[Entries with figure data]

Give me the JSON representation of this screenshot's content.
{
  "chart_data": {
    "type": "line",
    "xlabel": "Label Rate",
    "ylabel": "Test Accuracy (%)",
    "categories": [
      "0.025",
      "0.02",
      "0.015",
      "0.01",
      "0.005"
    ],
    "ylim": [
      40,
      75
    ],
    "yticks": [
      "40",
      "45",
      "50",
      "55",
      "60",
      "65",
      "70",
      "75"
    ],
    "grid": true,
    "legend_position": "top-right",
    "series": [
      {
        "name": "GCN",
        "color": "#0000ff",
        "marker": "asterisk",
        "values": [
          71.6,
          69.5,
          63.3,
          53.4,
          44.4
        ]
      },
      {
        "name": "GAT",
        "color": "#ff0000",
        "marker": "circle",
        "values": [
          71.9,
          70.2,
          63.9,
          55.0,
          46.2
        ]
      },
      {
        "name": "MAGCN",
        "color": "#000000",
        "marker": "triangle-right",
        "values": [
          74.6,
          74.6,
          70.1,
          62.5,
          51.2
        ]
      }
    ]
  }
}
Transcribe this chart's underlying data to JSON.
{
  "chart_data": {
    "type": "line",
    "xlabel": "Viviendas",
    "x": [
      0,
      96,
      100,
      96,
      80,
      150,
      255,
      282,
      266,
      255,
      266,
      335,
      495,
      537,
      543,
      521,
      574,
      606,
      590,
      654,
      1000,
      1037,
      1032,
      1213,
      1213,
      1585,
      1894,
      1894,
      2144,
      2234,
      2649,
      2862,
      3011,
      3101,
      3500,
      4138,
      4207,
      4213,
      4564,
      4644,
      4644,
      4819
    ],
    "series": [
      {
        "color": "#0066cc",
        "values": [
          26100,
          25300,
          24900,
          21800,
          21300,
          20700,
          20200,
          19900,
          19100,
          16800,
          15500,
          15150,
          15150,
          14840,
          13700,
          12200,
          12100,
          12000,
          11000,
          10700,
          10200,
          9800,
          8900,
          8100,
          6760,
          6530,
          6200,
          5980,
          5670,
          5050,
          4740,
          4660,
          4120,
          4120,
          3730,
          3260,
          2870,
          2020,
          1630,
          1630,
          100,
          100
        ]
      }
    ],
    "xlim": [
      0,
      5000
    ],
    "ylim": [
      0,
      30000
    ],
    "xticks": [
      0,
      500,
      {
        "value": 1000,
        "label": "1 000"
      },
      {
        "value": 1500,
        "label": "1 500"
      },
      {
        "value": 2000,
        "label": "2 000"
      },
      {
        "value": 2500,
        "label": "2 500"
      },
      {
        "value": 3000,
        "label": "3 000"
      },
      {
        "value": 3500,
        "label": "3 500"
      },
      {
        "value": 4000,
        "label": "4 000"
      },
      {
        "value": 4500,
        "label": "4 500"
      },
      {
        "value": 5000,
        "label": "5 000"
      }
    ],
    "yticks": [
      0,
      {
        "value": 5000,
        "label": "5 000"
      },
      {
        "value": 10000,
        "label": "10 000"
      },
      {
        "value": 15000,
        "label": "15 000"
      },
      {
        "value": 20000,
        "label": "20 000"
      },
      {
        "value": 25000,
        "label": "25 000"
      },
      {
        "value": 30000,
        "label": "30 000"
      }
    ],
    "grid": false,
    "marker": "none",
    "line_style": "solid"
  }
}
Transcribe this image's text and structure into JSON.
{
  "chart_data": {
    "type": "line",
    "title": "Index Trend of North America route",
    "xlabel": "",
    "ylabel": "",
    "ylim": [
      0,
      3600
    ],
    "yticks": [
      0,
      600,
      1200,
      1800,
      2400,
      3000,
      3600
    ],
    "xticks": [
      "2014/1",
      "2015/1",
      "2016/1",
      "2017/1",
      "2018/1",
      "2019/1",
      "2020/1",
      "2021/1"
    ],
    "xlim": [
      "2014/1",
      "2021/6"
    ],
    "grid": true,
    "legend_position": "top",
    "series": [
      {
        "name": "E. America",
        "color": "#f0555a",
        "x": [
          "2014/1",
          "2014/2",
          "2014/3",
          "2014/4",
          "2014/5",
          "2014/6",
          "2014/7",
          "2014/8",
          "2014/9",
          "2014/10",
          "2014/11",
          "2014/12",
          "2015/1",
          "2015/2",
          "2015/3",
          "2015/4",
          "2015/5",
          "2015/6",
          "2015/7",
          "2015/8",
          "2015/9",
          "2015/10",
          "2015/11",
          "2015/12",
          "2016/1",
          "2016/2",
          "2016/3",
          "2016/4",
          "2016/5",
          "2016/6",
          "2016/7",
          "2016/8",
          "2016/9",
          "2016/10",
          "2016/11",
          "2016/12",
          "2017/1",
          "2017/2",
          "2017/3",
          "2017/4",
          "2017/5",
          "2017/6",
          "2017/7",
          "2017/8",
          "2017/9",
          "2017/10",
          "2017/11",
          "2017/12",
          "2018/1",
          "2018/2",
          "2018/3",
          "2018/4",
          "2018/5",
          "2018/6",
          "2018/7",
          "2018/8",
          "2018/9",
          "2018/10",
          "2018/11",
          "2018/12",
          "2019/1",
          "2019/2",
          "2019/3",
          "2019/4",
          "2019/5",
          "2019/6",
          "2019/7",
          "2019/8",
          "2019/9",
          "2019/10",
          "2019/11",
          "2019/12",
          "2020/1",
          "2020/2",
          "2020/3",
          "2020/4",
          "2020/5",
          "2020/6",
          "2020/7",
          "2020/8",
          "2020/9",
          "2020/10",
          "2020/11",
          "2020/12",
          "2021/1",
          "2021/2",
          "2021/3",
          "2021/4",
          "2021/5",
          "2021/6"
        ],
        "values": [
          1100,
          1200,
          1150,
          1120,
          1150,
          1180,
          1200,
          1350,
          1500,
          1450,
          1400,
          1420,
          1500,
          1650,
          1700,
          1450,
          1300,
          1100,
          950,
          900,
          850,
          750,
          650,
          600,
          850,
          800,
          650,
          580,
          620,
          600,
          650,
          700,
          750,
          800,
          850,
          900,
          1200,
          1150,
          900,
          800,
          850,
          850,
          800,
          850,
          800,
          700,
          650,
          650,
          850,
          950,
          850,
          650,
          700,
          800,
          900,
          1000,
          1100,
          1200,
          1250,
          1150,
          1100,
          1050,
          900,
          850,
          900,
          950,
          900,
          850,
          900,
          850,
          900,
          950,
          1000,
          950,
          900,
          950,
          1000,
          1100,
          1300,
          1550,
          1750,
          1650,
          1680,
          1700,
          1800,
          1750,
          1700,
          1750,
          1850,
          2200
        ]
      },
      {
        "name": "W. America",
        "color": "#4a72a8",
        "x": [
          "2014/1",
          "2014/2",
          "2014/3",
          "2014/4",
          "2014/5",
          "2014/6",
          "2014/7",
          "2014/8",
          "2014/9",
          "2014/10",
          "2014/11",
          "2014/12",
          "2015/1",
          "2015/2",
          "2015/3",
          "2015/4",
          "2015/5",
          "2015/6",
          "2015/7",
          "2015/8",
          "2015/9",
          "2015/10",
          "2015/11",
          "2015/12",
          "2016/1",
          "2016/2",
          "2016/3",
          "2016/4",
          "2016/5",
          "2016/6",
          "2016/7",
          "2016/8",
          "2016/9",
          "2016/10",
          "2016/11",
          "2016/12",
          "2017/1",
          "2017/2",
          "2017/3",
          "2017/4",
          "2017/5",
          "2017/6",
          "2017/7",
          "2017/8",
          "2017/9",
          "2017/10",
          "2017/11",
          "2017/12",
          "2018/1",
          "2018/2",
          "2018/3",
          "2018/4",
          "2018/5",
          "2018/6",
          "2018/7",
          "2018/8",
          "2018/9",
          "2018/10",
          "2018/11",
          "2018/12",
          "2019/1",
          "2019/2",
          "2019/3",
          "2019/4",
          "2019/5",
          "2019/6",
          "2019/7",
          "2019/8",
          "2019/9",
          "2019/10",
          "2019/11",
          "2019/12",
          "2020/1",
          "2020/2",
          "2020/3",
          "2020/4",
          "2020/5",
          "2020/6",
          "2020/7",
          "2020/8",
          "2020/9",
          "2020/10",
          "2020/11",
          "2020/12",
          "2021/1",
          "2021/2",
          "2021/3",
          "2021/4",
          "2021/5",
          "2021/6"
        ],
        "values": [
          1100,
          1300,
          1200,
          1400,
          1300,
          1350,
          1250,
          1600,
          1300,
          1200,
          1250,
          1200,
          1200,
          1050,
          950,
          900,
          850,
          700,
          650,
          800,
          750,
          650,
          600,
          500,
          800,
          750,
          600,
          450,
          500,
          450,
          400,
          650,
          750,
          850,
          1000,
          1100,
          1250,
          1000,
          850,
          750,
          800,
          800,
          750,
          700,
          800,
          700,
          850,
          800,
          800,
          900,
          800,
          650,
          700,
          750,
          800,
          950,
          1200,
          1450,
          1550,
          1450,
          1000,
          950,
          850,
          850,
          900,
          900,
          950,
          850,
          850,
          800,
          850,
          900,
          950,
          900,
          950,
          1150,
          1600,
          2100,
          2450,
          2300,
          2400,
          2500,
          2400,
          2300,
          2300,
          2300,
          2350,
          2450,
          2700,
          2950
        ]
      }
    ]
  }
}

Job - How many lines in these entries contain the string "America"? State the number and nothing more.

Final result - 3